Given records:
_ _ _ _
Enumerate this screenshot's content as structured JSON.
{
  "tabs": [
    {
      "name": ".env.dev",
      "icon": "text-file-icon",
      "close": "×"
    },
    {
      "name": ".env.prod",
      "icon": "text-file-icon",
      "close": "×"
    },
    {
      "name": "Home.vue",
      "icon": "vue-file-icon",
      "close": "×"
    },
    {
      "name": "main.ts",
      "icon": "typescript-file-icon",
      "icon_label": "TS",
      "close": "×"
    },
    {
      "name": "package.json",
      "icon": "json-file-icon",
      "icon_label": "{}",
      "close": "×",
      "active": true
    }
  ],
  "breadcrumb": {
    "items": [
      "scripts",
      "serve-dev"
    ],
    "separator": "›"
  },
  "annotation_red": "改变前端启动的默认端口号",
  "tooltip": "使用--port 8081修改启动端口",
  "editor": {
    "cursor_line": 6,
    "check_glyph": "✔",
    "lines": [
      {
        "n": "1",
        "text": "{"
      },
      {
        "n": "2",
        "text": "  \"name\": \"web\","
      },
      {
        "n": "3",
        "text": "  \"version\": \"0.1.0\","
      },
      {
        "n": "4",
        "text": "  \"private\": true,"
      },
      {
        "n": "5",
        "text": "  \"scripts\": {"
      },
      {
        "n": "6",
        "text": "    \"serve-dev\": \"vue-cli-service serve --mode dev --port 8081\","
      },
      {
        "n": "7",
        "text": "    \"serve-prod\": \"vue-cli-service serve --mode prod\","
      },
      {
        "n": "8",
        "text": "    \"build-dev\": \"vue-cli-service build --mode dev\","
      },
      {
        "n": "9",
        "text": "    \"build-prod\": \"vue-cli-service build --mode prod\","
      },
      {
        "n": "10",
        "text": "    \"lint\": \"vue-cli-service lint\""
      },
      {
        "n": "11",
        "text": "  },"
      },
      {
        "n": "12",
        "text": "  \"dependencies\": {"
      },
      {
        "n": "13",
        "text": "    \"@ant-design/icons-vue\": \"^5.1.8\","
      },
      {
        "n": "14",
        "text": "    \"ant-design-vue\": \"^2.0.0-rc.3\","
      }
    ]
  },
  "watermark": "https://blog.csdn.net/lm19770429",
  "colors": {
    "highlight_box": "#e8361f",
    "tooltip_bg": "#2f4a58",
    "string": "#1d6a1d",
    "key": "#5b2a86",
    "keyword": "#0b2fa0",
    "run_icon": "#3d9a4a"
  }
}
_ _ _ _
Exercise instructions: Scan the material above and determine how many lines include the word "design"; report only the number.

Solved exercise: 2